_THE EXERCISE:_
For each line of the data below that holds "name", copy the line.

◇ ◇ ◇ ◇ ◇ ◇ ◇

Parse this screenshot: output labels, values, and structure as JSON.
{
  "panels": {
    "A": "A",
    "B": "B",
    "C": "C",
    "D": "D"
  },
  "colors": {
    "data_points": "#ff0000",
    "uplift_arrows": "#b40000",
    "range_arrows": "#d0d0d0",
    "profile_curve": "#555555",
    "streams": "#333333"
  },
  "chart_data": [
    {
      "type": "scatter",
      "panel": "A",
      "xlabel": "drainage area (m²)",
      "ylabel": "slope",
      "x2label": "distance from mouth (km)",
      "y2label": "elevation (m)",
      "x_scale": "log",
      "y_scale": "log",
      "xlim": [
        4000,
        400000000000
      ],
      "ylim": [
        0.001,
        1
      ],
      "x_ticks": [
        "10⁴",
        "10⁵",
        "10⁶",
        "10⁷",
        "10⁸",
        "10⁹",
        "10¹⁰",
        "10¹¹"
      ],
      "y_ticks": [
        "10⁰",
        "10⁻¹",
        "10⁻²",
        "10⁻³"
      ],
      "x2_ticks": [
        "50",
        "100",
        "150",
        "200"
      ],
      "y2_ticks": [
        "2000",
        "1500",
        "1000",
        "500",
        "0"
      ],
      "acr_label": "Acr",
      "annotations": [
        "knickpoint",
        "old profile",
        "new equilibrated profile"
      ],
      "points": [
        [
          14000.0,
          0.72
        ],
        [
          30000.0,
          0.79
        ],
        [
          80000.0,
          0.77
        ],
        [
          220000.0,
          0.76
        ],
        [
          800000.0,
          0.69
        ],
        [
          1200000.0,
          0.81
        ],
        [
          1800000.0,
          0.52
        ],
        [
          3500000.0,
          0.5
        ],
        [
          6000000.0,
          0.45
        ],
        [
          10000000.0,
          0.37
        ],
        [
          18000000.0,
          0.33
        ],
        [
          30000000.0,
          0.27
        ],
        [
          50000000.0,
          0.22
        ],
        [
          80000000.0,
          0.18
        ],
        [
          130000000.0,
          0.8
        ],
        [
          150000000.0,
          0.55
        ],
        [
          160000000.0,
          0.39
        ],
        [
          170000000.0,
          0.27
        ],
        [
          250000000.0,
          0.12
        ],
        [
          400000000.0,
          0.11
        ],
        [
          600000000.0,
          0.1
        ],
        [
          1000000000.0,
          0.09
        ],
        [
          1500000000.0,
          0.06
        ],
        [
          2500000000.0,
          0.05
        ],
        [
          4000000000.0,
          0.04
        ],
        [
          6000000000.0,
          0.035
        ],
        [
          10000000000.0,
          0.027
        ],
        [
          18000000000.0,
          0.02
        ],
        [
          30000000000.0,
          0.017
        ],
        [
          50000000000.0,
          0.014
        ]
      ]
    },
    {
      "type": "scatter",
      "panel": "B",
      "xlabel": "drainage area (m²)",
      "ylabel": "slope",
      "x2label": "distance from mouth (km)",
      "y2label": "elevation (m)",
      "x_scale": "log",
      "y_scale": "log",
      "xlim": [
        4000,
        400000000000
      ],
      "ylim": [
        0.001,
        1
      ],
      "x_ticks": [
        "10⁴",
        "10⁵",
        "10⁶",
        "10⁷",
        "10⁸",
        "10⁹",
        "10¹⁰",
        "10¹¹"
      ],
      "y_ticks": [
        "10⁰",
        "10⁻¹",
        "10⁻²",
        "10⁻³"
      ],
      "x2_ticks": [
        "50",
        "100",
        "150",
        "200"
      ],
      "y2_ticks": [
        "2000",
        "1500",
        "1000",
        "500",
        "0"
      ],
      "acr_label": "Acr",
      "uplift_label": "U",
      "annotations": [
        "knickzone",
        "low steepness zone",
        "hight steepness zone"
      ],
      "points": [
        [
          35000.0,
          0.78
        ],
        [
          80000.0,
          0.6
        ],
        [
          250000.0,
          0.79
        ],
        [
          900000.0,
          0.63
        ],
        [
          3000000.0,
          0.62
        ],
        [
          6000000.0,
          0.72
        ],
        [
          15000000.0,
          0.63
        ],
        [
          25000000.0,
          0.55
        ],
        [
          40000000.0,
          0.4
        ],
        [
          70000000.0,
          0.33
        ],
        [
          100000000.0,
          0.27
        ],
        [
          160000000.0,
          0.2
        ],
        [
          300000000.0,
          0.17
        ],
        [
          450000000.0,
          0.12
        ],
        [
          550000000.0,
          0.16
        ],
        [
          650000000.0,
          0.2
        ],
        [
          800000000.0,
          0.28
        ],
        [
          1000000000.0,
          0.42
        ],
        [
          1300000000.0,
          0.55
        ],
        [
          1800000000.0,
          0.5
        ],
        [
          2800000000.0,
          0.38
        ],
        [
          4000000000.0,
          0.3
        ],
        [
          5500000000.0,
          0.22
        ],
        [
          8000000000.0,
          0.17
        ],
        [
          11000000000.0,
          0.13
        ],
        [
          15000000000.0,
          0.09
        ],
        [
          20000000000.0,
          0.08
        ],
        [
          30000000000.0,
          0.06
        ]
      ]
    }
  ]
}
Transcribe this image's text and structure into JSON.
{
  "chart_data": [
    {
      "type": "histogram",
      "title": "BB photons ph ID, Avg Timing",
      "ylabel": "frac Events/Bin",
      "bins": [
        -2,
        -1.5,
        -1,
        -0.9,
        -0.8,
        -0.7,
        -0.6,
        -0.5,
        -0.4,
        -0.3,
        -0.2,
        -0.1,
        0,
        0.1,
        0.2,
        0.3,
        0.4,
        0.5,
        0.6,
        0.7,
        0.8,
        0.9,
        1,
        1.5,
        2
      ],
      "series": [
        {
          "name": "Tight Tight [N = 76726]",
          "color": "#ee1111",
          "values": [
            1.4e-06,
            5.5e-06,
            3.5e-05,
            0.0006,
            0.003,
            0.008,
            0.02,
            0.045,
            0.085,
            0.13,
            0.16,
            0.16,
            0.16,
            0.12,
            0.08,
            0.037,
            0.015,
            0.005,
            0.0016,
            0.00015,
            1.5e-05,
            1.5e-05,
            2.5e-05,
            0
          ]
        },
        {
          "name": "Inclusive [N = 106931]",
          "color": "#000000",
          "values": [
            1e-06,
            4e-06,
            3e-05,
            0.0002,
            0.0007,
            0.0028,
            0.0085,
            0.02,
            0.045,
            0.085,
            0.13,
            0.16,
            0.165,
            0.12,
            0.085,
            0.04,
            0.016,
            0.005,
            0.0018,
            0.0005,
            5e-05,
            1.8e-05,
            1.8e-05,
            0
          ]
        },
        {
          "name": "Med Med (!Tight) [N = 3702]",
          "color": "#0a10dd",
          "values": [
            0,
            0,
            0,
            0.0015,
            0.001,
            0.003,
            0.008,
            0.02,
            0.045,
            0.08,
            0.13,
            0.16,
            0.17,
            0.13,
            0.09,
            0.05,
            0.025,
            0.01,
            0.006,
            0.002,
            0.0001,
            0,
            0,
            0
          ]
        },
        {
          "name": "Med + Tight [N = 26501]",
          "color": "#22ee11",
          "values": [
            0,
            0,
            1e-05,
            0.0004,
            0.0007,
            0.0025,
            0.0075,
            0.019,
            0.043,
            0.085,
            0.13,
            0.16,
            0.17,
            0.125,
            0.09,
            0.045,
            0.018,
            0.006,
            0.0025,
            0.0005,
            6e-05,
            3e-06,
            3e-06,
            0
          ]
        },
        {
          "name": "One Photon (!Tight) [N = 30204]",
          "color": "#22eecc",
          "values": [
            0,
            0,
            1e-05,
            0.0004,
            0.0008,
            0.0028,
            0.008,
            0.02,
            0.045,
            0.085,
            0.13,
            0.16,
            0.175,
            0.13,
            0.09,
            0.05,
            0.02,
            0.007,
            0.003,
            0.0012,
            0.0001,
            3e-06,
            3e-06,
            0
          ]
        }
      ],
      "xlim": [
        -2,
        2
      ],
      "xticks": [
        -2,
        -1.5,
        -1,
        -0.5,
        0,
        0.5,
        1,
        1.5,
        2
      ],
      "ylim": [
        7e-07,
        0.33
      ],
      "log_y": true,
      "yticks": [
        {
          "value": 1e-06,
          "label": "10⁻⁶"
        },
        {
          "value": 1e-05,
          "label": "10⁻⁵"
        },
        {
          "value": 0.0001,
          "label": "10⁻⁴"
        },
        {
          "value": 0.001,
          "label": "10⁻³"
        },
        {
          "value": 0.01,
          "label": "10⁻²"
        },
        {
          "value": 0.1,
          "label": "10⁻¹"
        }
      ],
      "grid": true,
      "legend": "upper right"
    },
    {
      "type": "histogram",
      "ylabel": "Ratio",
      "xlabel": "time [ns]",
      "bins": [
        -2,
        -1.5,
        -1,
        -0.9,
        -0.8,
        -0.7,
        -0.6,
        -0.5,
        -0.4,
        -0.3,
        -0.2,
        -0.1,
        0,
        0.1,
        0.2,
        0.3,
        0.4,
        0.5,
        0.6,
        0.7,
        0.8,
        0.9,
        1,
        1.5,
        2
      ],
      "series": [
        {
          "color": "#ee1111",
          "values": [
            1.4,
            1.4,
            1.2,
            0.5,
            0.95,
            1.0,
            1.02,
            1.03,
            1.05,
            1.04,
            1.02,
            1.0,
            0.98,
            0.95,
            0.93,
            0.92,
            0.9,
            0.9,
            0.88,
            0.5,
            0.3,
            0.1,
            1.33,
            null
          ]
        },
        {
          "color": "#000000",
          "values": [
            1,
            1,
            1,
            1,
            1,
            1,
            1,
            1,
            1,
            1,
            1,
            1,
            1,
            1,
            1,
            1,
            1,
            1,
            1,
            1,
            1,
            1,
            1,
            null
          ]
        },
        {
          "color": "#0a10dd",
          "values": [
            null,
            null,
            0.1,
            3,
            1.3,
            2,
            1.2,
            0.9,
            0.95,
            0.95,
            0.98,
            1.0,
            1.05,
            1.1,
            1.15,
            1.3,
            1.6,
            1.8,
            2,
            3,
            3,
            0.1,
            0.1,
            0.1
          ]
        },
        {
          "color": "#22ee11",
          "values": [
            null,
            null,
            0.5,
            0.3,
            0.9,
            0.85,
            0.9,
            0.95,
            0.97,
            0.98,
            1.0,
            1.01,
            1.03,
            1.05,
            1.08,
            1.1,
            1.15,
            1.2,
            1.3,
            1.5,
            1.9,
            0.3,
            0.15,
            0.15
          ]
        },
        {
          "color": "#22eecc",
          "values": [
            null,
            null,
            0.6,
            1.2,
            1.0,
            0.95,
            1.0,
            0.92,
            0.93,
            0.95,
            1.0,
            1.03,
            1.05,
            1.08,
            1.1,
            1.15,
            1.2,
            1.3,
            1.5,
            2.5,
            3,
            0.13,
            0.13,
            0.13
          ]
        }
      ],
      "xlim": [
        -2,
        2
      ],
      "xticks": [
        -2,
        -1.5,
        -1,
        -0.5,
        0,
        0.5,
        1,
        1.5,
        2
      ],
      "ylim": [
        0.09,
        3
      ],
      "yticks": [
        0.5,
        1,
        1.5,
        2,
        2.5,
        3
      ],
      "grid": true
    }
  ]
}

◇ ◇ ◇ ◇ ◇ ◇ ◇

_RESPONSE TO THE EXERCISE:_
          "name": "Tight Tight [N = 76726]",
          "name": "Inclusive [N = 106931]",
          "name": "Med Med (!Tight) [N = 3702]",
          "name": "Med + Tight [N = 26501]",
          "name": "One Photon (!Tight) [N = 30204]",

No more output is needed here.